- _Your goal_
Tally every line of the material that includes "Wren", then give the tally and nothing else.

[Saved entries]
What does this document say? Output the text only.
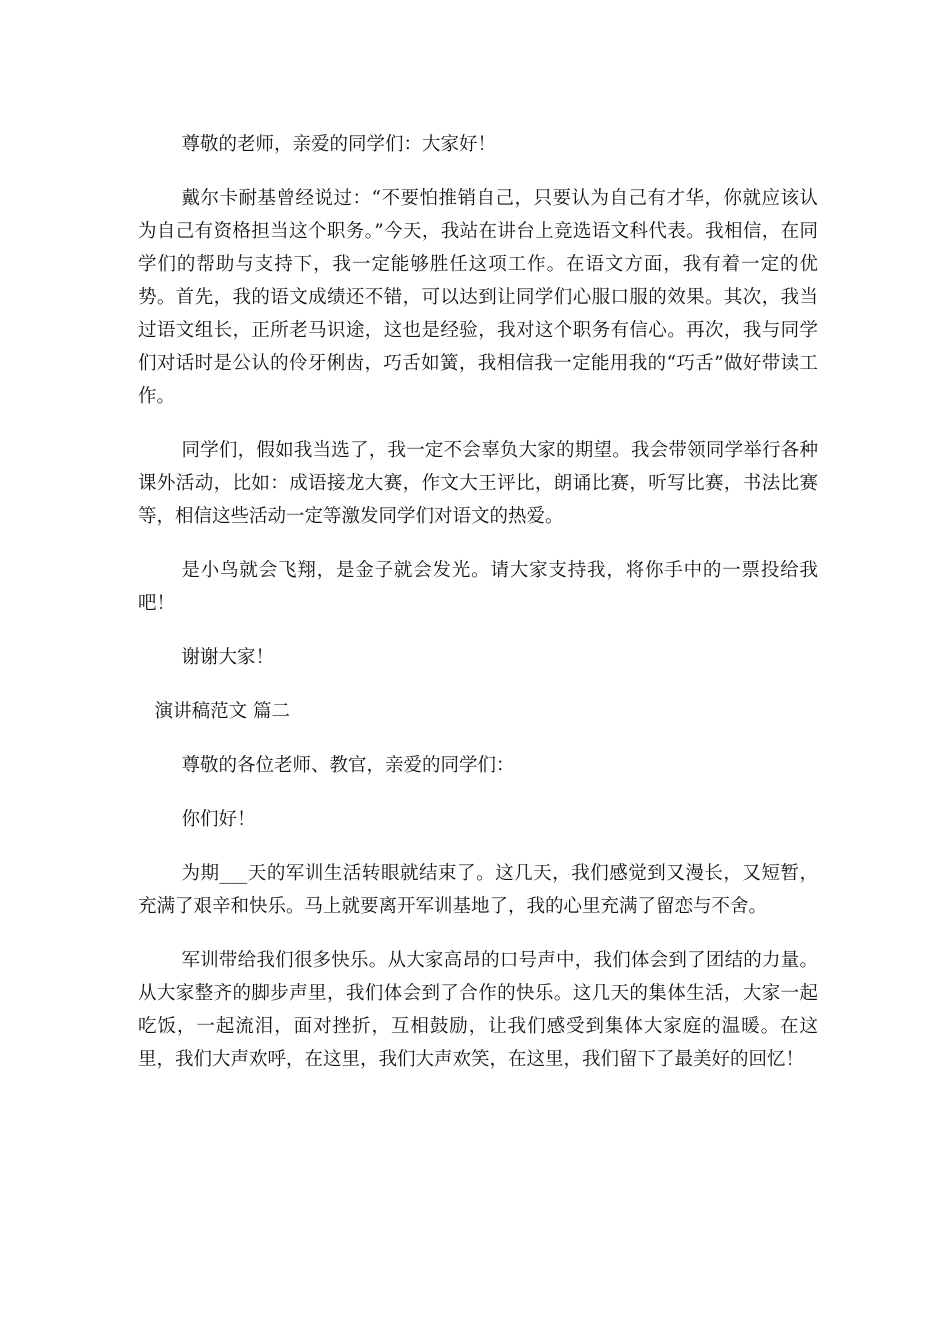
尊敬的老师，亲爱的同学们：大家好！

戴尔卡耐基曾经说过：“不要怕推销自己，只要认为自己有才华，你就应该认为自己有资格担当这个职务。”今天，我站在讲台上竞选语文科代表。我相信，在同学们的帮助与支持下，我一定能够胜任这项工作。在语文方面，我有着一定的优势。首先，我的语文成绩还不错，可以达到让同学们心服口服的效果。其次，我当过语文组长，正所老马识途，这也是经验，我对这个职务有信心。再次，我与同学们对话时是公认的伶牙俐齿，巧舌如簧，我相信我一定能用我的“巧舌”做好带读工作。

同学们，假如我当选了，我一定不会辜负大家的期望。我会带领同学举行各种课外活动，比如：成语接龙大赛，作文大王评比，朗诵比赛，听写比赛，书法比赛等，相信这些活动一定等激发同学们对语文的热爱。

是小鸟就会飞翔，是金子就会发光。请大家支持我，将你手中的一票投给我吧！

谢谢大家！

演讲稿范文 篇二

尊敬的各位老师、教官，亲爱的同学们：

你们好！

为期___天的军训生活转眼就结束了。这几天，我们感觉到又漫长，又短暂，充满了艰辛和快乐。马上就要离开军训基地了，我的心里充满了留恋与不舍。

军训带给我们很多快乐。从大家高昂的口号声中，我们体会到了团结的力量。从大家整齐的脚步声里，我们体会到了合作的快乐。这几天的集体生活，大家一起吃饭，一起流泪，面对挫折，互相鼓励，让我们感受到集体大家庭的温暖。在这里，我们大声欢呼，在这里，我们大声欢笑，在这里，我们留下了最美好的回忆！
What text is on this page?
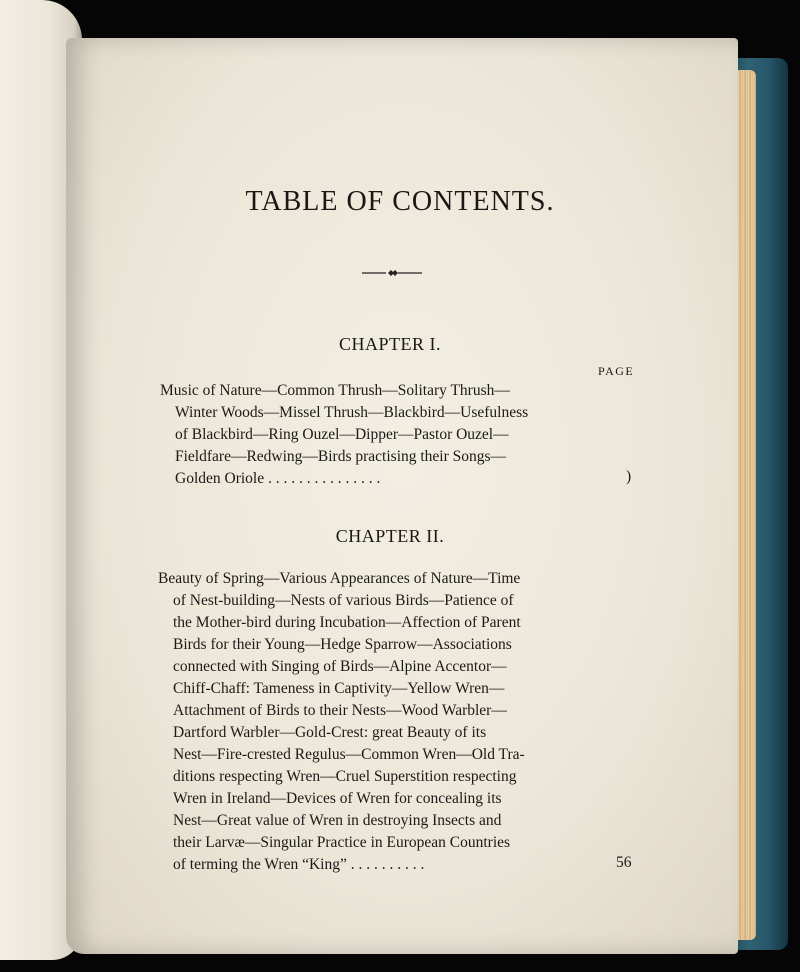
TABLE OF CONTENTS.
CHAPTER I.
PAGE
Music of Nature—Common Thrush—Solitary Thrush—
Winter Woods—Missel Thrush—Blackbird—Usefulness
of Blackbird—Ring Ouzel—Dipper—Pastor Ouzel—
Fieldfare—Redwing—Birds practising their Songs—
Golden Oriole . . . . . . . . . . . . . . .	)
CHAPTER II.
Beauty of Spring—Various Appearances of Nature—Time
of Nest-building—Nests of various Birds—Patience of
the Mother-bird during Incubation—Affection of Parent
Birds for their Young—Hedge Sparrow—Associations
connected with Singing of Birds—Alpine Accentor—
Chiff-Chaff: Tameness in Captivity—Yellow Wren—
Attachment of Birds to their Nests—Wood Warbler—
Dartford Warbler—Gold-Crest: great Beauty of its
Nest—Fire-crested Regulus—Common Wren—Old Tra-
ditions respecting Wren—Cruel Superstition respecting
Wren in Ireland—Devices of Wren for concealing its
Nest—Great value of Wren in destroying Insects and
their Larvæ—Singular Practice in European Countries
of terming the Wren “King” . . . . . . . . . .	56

- _Result below_
6